QUESTIONS ON THE MATERIAL:
1. From the account of the hospital visit below, set down the portion from "Pardon my language, that" up to and including "a needle through.".
2. Render into French this sentence from the account of the hospital visit: "There would be a few more questions before the contents of that bag was set loose into my system."
3. Answer these questions using the account of the hospital visit:
(a) What weight did the nurse read from the scale?
(b) How many of the lost kilos does the writer say had been regained?
(c) According to the nurse, what should ease any pain felt afterwards?

TEXT UNDER STUDY:
* * *
My nurse, a lovely lady of Chinese descent in her mid to late forties, checked my weight on a scale before I entered the room to take my seat. Here comes another pleasant surprise.
“Fifty-seven kilos”.
Holy crap. I’d regained five of those lost kilos now.
The good news didn’t stop there. According to the nurse the blood test that I did after my meeting with Dr. R had yielded a haemoglobin reading in the one-hundred-tens. Oh man, I was out of there.

FUCK YEAH!!!!!! I’M THE FUCKIN’ MAN!!!!!!

Pardon my language, that was the dormant party animal within me making an appearance.

With that little celebration out of the way the nurse escorted me to my seat and asked me to sit back and get comfortable. She sanitized the area in the crook of my right elbow where the IV will be hooked before tying a clamp around my arm. She then asked me to make a fist with my right hand, raising the vein before she shot a needle through.
Perhaps I was still high from the double dose of good news but I didn’t feel the needle plunge through my vein.
She then hooked that needle onto a tube attached to a bag of deep red liquid that would be pumped into my system. There would be a few more questions before the contents of that bag was set loose into my system.
“You were told of some possible side-effects, right?”
“Yeah. The haemotologist told me.”
“Good. Panadol should ease any pain that you feel afterwards.”
* * *
INFORMATION PROVIDED:
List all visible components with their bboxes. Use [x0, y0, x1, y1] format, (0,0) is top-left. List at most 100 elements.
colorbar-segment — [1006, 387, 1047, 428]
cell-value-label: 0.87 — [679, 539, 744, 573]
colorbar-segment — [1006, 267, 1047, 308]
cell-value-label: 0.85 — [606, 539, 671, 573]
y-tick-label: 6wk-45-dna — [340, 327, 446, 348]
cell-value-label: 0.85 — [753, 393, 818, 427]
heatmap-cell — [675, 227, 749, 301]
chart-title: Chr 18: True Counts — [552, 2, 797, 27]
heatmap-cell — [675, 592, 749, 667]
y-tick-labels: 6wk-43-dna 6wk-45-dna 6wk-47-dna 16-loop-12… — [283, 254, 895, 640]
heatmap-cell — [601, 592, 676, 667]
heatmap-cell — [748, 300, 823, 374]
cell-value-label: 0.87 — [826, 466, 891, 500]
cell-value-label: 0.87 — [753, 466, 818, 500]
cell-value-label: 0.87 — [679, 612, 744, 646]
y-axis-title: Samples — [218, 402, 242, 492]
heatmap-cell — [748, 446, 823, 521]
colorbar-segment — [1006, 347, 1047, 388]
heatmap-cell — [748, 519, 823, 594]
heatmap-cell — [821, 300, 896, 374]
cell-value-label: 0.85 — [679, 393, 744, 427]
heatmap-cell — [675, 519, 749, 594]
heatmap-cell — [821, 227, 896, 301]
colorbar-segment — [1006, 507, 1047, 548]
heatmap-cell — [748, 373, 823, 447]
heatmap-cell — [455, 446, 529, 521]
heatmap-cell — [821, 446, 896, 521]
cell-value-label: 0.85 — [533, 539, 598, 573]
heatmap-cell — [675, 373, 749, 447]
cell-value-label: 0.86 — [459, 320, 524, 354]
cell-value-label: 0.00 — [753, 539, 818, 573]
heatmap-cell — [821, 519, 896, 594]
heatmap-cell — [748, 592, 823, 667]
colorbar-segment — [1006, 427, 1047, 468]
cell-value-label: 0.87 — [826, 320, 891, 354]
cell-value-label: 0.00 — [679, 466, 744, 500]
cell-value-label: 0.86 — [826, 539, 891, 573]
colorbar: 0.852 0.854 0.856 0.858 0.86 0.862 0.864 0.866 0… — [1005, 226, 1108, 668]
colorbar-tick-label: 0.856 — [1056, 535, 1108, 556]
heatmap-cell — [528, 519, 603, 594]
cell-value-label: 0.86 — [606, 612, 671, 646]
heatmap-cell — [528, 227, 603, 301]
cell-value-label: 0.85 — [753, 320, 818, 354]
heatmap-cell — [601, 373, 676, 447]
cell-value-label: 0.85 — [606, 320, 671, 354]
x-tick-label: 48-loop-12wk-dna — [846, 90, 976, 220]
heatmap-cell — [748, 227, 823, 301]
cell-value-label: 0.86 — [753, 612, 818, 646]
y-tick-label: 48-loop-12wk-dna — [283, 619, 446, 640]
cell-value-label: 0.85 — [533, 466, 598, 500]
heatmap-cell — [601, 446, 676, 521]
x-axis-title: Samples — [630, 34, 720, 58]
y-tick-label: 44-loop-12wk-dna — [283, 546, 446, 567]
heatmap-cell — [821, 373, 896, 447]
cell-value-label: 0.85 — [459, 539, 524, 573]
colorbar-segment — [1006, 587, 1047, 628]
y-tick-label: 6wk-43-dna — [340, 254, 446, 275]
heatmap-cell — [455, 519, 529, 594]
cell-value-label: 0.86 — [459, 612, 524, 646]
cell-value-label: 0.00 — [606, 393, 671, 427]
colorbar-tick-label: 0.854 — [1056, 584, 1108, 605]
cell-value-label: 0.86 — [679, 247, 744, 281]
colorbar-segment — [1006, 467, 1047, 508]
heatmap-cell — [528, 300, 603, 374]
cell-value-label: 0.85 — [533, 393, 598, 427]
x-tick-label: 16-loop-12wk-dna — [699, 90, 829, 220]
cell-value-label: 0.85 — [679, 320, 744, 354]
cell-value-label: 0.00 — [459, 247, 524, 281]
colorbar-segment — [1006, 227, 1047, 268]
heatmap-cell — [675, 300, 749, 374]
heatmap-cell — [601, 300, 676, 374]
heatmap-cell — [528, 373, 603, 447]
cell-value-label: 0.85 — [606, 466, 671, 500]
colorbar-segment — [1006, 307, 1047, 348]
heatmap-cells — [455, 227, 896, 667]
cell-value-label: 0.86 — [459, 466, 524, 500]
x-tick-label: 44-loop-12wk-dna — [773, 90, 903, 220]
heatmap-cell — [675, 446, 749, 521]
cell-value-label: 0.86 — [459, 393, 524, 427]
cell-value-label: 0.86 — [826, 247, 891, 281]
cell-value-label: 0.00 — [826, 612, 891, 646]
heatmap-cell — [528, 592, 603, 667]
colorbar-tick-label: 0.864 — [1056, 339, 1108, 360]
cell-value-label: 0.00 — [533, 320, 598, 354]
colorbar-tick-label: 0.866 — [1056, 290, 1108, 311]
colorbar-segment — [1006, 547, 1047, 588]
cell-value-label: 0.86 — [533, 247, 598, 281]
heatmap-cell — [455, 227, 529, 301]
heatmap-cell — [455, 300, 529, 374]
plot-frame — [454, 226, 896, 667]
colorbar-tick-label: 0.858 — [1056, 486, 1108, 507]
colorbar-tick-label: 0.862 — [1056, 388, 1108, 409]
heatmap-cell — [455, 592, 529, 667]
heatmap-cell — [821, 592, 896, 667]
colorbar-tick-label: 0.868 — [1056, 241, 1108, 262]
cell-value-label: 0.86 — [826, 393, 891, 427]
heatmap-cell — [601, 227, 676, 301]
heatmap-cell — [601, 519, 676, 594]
* * *
EXERCISE RESULTS:
1.
Pardon my language, that was the dormant party animal within me making an appearance.

With that little celebration out of the way the nurse escorted me to my seat and asked me to sit back and get comfortable. She sanitized the area in the crook of my right elbow where the IV will be hooked before tying a clamp around my arm. She then asked me to make a fist with my right hand, raising the vein before she shot a needle through.

2. Il y aurait encore quelques questions avant que le contenu de cette poche ne soit libéré dans mon organisme.

3.
(a) Fifty-seven kilos.
(b) Five.
(c) Panadol.